** start of Records supplied **

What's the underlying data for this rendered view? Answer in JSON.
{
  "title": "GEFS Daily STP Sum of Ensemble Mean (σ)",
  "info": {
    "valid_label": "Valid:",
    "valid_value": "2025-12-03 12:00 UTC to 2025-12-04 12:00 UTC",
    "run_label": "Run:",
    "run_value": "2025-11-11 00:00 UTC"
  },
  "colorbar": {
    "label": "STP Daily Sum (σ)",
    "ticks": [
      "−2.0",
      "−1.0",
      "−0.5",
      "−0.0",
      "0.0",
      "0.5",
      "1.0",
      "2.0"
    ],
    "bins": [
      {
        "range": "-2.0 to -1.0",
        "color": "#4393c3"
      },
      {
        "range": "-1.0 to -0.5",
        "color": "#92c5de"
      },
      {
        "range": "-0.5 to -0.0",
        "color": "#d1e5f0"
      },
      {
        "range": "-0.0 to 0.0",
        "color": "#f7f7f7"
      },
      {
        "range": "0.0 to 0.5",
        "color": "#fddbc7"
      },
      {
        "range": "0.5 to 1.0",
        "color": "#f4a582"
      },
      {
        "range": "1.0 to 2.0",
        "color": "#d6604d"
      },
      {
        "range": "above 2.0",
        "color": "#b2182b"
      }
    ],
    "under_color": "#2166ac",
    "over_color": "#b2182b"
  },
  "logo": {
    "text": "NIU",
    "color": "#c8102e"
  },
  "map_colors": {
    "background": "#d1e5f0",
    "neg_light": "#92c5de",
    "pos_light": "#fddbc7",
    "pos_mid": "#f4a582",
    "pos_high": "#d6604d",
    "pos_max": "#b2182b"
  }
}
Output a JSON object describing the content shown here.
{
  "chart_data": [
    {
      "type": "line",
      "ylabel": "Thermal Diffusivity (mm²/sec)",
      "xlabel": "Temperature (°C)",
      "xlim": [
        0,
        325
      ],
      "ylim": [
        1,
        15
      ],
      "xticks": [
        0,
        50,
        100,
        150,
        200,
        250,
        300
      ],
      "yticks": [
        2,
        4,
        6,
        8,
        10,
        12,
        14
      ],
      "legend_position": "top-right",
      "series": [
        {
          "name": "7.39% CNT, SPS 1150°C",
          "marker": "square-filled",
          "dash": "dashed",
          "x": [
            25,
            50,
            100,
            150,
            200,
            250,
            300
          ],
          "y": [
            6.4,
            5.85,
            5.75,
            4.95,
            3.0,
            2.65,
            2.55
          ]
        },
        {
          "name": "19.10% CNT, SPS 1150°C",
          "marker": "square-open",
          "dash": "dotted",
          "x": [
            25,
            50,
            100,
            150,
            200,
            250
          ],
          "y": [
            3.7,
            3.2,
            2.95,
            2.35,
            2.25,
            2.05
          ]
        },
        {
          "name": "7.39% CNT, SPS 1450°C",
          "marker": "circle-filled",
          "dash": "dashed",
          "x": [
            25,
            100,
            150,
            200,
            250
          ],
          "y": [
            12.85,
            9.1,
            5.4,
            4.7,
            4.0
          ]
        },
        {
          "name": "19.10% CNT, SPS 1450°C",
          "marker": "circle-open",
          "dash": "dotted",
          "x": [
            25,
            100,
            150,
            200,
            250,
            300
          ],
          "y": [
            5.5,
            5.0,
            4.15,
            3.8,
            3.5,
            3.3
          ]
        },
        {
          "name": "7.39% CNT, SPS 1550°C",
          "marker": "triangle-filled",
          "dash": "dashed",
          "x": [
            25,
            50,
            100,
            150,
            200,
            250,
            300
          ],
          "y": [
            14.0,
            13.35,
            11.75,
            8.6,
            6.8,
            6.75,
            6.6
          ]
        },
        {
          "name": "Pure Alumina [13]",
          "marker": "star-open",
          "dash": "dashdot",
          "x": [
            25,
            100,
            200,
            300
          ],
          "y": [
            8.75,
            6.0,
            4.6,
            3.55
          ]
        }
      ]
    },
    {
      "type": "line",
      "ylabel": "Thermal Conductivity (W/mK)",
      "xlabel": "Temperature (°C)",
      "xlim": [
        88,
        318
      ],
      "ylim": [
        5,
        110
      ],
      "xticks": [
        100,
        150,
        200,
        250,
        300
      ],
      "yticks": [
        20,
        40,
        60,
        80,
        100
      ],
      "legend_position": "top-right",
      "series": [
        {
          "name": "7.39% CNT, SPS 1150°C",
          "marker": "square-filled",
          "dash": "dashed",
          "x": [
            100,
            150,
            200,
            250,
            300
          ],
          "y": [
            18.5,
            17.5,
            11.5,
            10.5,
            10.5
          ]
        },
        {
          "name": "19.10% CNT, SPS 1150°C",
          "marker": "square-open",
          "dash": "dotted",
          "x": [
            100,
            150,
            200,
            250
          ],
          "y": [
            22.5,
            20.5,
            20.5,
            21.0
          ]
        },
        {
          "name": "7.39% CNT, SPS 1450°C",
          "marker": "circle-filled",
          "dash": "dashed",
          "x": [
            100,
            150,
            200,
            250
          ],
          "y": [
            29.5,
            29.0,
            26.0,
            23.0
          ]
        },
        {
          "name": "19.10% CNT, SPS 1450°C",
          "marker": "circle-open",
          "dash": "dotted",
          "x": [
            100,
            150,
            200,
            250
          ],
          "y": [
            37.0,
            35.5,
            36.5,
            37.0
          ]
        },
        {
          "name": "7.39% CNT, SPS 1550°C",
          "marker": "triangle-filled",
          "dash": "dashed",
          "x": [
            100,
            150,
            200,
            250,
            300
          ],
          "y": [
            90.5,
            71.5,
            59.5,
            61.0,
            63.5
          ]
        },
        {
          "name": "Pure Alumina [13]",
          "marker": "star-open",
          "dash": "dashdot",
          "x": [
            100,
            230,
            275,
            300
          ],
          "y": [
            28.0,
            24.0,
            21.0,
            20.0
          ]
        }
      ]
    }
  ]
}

** end of Records supplied **

Task instructions:
Provide all the records again, word for word.

Response:
What's the underlying data for this rendered view? Answer in JSON.
{
  "title": "GEFS Daily STP Sum of Ensemble Mean (σ)",
  "info": {
    "valid_label": "Valid:",
    "valid_value": "2025-12-03 12:00 UTC to 2025-12-04 12:00 UTC",
    "run_label": "Run:",
    "run_value": "2025-11-11 00:00 UTC"
  },
  "colorbar": {
    "label": "STP Daily Sum (σ)",
    "ticks": [
      "−2.0",
      "−1.0",
      "−0.5",
      "−0.0",
      "0.0",
      "0.5",
      "1.0",
      "2.0"
    ],
    "bins": [
      {
        "range": "-2.0 to -1.0",
        "color": "#4393c3"
      },
      {
        "range": "-1.0 to -0.5",
        "color": "#92c5de"
      },
      {
        "range": "-0.5 to -0.0",
        "color": "#d1e5f0"
      },
      {
        "range": "-0.0 to 0.0",
        "color": "#f7f7f7"
      },
      {
        "range": "0.0 to 0.5",
        "color": "#fddbc7"
      },
      {
        "range": "0.5 to 1.0",
        "color": "#f4a582"
      },
      {
        "range": "1.0 to 2.0",
        "color": "#d6604d"
      },
      {
        "range": "above 2.0",
        "color": "#b2182b"
      }
    ],
    "under_color": "#2166ac",
    "over_color": "#b2182b"
  },
  "logo": {
    "text": "NIU",
    "color": "#c8102e"
  },
  "map_colors": {
    "background": "#d1e5f0",
    "neg_light": "#92c5de",
    "pos_light": "#fddbc7",
    "pos_mid": "#f4a582",
    "pos_high": "#d6604d",
    "pos_max": "#b2182b"
  }
}
Output a JSON object describing the content shown here.
{
  "chart_data": [
    {
      "type": "line",
      "ylabel": "Thermal Diffusivity (mm²/sec)",
      "xlabel": "Temperature (°C)",
      "xlim": [
        0,
        325
      ],
      "ylim": [
        1,
        15
      ],
      "xticks": [
        0,
        50,
        100,
        150,
        200,
        250,
        300
      ],
      "yticks": [
        2,
        4,
        6,
        8,
        10,
        12,
        14
      ],
      "legend_position": "top-right",
      "series": [
        {
          "name": "7.39% CNT, SPS 1150°C",
          "marker": "square-filled",
          "dash": "dashed",
          "x": [
            25,
            50,
            100,
            150,
            200,
            250,
            300
          ],
          "y": [
            6.4,
            5.85,
            5.75,
            4.95,
            3.0,
            2.65,
            2.55
          ]
        },
        {
          "name": "19.10% CNT, SPS 1150°C",
          "marker": "square-open",
          "dash": "dotted",
          "x": [
            25,
            50,
            100,
            150,
            200,
            250
          ],
          "y": [
            3.7,
            3.2,
            2.95,
            2.35,
            2.25,
            2.05
          ]
        },
        {
          "name": "7.39% CNT, SPS 1450°C",
          "marker": "circle-filled",
          "dash": "dashed",
          "x": [
            25,
            100,
            150,
            200,
            250
          ],
          "y": [
            12.85,
            9.1,
            5.4,
            4.7,
            4.0
          ]
        },
        {
          "name": "19.10% CNT, SPS 1450°C",
          "marker": "circle-open",
          "dash": "dotted",
          "x": [
            25,
            100,
            150,
            200,
            250,
            300
          ],
          "y": [
            5.5,
            5.0,
            4.15,
            3.8,
            3.5,
            3.3
          ]
        },
        {
          "name": "7.39% CNT, SPS 1550°C",
          "marker": "triangle-filled",
          "dash": "dashed",
          "x": [
            25,
            50,
            100,
            150,
            200,
            250,
            300
          ],
          "y": [
            14.0,
            13.35,
            11.75,
            8.6,
            6.8,
            6.75,
            6.6
          ]
        },
        {
          "name": "Pure Alumina [13]",
          "marker": "star-open",
          "dash": "dashdot",
          "x": [
            25,
            100,
            200,
            300
          ],
          "y": [
            8.75,
            6.0,
            4.6,
            3.55
          ]
        }
      ]
    },
    {
      "type": "line",
      "ylabel": "Thermal Conductivity (W/mK)",
      "xlabel": "Temperature (°C)",
      "xlim": [
        88,
        318
      ],
      "ylim": [
        5,
        110
      ],
      "xticks": [
        100,
        150,
        200,
        250,
        300
      ],
      "yticks": [
        20,
        40,
        60,
        80,
        100
      ],
      "legend_position": "top-right",
      "series": [
        {
          "name": "7.39% CNT, SPS 1150°C",
          "marker": "square-filled",
          "dash": "dashed",
          "x": [
            100,
            150,
            200,
            250,
            300
          ],
          "y": [
            18.5,
            17.5,
            11.5,
            10.5,
            10.5
          ]
        },
        {
          "name": "19.10% CNT, SPS 1150°C",
          "marker": "square-open",
          "dash": "dotted",
          "x": [
            100,
            150,
            200,
            250
          ],
          "y": [
            22.5,
            20.5,
            20.5,
            21.0
          ]
        },
        {
          "name": "7.39% CNT, SPS 1450°C",
          "marker": "circle-filled",
          "dash": "dashed",
          "x": [
            100,
            150,
            200,
            250
          ],
          "y": [
            29.5,
            29.0,
            26.0,
            23.0
          ]
        },
        {
          "name": "19.10% CNT, SPS 1450°C",
          "marker": "circle-open",
          "dash": "dotted",
          "x": [
            100,
            150,
            200,
            250
          ],
          "y": [
            37.0,
            35.5,
            36.5,
            37.0
          ]
        },
        {
          "name": "7.39% CNT, SPS 1550°C",
          "marker": "triangle-filled",
          "dash": "dashed",
          "x": [
            100,
            150,
            200,
            250,
            300
          ],
          "y": [
            90.5,
            71.5,
            59.5,
            61.0,
            63.5
          ]
        },
        {
          "name": "Pure Alumina [13]",
          "marker": "star-open",
          "dash": "dashdot",
          "x": [
            100,
            230,
            275,
            300
          ],
          "y": [
            28.0,
            24.0,
            21.0,
            20.0
          ]
        }
      ]
    }
  ]
}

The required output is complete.